## RECORDS PROVIDED
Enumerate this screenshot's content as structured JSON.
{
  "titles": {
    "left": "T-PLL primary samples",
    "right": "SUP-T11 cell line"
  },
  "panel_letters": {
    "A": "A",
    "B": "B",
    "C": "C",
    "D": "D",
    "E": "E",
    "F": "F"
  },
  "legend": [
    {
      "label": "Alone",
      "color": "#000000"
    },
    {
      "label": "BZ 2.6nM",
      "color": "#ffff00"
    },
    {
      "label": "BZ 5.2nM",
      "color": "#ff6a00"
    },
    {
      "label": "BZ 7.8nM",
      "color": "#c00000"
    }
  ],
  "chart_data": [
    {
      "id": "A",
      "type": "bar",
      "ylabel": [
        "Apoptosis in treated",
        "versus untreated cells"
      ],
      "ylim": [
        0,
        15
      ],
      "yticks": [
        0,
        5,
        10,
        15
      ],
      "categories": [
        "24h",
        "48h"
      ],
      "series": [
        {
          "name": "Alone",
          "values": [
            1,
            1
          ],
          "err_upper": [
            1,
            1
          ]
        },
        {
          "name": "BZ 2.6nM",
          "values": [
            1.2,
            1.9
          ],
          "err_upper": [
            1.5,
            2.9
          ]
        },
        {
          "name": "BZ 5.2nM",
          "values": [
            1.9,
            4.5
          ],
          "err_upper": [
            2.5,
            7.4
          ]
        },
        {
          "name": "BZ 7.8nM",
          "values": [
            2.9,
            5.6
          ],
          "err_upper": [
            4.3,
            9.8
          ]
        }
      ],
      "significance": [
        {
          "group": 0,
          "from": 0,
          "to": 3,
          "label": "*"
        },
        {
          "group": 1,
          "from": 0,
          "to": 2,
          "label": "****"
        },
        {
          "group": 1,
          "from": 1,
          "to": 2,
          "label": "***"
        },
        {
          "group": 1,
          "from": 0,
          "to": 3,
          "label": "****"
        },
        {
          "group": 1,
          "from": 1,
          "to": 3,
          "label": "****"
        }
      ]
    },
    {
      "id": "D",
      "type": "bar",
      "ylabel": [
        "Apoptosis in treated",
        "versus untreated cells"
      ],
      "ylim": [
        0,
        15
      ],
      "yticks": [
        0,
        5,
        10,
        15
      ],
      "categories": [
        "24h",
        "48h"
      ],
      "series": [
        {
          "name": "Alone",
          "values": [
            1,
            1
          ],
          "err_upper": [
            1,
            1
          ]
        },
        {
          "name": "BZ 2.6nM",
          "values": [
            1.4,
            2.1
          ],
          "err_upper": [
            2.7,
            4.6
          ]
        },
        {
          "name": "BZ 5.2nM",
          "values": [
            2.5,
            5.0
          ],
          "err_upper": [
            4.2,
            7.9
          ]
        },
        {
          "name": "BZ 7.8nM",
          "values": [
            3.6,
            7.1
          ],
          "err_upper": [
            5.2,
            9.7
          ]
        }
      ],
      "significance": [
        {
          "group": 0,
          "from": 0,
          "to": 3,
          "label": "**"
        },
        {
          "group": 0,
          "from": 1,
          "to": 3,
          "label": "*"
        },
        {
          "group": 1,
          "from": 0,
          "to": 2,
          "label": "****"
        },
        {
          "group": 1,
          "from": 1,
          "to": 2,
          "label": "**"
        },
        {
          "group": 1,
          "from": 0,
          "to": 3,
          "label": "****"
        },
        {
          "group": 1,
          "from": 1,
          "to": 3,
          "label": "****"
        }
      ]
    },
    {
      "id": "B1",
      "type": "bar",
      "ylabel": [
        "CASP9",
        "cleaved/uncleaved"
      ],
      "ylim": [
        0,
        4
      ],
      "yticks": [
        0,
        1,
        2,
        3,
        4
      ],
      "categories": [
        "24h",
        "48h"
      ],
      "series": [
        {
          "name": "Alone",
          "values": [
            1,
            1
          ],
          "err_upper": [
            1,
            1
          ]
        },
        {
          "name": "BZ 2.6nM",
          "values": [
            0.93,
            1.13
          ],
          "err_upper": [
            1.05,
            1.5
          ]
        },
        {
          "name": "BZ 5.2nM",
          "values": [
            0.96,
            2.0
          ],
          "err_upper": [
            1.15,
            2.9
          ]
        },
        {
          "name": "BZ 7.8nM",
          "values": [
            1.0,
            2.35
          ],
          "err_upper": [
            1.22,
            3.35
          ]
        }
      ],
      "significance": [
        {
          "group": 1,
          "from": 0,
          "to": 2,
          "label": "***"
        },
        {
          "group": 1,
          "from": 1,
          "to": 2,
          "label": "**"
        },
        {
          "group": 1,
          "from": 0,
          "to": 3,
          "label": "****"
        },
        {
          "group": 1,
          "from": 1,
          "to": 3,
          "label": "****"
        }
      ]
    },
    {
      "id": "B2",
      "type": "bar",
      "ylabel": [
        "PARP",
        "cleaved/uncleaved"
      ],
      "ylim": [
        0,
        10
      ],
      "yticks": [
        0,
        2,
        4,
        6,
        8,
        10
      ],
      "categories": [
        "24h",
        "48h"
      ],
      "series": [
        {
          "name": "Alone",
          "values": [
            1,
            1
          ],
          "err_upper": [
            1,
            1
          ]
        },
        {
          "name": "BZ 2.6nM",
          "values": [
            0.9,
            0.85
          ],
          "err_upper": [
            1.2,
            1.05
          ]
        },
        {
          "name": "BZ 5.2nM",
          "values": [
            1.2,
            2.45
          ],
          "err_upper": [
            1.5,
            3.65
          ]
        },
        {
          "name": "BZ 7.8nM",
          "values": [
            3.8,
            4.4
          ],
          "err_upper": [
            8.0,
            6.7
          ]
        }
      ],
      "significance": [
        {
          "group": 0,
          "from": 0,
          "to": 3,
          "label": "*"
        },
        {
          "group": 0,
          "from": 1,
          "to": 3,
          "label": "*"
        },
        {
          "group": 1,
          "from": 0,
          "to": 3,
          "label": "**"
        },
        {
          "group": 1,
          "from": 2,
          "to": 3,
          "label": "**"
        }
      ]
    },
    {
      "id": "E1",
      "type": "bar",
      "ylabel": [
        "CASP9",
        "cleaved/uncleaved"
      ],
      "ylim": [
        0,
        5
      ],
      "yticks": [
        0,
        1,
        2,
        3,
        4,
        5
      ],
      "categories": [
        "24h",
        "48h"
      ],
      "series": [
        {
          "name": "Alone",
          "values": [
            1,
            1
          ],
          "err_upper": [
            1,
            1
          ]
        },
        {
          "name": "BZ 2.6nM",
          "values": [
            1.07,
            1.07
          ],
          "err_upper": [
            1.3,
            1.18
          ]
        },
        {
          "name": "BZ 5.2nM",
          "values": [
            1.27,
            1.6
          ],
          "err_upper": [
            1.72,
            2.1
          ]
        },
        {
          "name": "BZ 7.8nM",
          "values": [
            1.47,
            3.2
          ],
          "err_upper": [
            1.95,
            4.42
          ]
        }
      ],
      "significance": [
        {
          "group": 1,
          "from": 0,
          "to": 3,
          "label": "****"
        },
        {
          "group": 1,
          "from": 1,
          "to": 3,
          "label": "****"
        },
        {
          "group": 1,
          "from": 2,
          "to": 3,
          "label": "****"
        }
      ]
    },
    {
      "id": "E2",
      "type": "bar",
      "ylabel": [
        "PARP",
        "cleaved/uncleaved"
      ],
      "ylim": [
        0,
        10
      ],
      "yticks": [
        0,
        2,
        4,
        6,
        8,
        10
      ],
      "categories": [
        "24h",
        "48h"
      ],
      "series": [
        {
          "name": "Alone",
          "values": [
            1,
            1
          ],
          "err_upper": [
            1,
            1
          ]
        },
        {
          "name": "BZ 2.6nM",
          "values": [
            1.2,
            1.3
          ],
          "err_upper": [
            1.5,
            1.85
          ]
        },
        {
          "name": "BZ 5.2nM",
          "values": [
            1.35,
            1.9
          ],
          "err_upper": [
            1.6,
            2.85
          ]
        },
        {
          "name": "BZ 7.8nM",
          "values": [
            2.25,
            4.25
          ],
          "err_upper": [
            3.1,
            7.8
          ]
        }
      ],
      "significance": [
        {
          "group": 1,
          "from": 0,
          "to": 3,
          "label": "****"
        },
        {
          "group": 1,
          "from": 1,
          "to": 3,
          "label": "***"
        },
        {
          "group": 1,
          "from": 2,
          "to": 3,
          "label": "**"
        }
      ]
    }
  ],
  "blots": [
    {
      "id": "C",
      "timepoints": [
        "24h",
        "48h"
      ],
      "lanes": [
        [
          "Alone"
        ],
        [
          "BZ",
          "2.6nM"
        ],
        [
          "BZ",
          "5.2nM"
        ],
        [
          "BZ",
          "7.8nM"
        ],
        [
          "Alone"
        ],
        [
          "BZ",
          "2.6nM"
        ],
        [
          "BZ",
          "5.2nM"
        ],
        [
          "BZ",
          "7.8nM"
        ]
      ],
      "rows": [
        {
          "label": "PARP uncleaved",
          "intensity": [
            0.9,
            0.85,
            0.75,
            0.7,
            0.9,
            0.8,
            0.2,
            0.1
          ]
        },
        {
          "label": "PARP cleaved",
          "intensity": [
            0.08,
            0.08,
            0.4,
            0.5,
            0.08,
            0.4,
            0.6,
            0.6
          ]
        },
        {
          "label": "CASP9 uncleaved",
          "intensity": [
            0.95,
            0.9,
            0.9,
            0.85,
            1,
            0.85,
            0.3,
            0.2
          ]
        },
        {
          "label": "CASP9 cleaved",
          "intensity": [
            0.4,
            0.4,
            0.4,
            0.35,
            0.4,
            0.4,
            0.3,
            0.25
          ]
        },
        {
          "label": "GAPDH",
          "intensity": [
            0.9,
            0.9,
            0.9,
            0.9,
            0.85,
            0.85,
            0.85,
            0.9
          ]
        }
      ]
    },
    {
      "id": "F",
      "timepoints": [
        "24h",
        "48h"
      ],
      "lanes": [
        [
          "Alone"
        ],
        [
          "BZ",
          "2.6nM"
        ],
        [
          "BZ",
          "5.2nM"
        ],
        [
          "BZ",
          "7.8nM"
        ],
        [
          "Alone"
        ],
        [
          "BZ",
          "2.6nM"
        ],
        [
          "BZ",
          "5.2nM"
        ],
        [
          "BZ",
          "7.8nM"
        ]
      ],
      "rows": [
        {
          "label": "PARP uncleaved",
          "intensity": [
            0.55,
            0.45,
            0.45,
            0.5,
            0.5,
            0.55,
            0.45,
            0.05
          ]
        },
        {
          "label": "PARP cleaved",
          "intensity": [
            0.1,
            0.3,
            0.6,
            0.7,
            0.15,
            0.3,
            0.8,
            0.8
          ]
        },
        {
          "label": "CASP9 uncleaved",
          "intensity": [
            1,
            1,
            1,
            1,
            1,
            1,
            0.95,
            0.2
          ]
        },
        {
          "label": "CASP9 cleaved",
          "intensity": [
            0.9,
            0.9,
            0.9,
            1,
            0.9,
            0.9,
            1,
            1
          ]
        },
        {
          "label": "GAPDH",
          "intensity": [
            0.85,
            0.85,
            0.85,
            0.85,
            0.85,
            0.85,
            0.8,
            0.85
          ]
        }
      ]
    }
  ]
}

## ASSIGNMENT
Which lines of the data contain the string "color"? Copy each one.

## OUTPUT FOR THIS EXERCISE
      "color": "#000000"
      "color": "#ffff00"
      "color": "#ff6a00"
      "color": "#c00000"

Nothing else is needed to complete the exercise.